Gather all lines from the material that contain "Networks".

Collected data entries
————
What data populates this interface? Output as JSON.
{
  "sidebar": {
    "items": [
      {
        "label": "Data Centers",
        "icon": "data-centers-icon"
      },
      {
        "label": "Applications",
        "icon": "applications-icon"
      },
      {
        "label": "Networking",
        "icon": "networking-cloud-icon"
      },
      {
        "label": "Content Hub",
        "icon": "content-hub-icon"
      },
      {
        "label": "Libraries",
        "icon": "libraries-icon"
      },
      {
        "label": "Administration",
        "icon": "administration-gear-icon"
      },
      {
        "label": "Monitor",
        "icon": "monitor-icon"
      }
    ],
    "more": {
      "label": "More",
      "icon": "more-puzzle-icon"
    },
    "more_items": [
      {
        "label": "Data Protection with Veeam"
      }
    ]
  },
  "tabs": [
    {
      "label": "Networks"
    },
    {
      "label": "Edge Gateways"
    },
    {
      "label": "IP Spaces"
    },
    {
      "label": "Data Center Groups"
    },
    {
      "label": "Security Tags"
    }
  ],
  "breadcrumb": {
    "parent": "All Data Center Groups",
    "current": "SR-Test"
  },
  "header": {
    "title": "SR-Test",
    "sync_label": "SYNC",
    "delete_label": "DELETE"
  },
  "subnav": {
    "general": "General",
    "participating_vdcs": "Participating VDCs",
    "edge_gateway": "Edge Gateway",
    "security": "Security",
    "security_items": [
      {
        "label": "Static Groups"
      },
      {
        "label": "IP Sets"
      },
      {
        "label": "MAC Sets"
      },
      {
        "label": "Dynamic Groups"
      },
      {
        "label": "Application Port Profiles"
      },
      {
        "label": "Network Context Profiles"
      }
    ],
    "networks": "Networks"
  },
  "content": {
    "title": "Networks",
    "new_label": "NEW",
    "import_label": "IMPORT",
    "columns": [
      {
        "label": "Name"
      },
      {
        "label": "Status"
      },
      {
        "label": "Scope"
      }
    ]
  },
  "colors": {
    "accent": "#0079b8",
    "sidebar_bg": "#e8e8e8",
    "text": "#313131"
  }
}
————
_EXPECTED ANSWER:_
      "label": "Networks"
    "networks": "Networks"
    "title": "Networks",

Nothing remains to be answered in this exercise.